### GOAL OF THE EXERCISE
Locate each line with the string "Offline" in the listing below and copy it.

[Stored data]
- - - -
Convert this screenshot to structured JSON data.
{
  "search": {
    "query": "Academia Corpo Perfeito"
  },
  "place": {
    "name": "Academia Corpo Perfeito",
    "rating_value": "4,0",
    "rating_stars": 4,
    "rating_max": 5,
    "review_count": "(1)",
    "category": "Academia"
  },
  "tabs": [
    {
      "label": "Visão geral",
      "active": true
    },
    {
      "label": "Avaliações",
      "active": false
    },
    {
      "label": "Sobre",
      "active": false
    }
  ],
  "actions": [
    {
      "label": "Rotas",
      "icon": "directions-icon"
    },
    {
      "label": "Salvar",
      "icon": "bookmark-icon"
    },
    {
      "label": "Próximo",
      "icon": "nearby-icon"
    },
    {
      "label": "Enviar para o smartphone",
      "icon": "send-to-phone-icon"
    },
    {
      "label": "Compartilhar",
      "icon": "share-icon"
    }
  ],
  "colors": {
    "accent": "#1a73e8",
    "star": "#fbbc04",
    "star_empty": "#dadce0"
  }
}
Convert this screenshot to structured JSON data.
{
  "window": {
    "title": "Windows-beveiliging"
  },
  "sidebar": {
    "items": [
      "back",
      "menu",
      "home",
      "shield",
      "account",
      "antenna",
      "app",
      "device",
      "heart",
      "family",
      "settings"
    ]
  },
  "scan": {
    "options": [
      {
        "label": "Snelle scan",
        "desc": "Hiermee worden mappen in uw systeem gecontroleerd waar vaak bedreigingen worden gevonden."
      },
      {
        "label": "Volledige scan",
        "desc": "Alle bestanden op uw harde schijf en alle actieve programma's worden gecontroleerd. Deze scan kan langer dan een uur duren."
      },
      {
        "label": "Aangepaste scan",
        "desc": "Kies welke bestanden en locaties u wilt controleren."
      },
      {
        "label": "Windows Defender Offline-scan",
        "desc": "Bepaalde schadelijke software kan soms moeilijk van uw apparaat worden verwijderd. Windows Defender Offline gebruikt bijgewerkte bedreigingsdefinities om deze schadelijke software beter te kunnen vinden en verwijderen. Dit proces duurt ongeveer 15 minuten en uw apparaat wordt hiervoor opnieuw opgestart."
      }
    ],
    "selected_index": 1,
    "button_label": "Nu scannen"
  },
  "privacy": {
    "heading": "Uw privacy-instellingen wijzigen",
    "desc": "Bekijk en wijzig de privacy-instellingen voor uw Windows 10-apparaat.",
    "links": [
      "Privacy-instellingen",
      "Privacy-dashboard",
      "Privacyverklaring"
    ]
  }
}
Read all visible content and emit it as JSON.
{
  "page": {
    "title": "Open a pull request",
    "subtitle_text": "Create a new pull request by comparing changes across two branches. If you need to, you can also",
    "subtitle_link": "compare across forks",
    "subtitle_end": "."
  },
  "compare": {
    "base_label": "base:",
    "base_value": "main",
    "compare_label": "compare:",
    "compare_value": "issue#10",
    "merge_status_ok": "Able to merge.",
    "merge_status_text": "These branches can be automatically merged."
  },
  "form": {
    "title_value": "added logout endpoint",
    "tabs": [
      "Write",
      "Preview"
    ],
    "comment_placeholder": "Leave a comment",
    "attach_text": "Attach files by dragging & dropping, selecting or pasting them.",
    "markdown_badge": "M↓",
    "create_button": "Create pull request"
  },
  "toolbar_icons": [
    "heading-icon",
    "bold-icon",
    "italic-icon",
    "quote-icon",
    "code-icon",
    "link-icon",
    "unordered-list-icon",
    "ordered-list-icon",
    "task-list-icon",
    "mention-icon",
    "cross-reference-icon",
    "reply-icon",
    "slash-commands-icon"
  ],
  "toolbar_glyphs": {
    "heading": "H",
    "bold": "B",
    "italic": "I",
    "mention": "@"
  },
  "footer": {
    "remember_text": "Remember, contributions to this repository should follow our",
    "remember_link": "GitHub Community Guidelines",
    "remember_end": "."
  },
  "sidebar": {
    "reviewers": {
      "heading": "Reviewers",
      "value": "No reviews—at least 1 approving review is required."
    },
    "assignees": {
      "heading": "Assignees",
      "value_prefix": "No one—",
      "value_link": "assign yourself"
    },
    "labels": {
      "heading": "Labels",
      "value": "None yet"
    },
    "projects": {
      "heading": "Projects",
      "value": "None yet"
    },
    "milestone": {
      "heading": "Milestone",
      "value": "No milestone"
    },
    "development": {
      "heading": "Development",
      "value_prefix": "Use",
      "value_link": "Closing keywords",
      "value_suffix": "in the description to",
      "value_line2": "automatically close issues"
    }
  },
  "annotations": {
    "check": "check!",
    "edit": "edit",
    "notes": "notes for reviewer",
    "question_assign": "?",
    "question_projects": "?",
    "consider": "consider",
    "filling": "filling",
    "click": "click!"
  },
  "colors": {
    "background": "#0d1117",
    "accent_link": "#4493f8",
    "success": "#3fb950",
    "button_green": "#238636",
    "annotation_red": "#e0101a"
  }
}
- - - -
### EXERCISE RESPONSE
        "label": "Windows Defender Offline-scan",
        "desc": "Bepaalde schadelijke software kan soms moeilijk van uw apparaat worden verwijderd. Windows Defender Offline gebruikt bijgewerkte bedreigingsdefinities om deze schadelijke software beter te kunnen vinden en verwijderen. Dit proces duurt ongeveer 15 minuten en uw apparaat wordt hiervoor opnieuw opgestart."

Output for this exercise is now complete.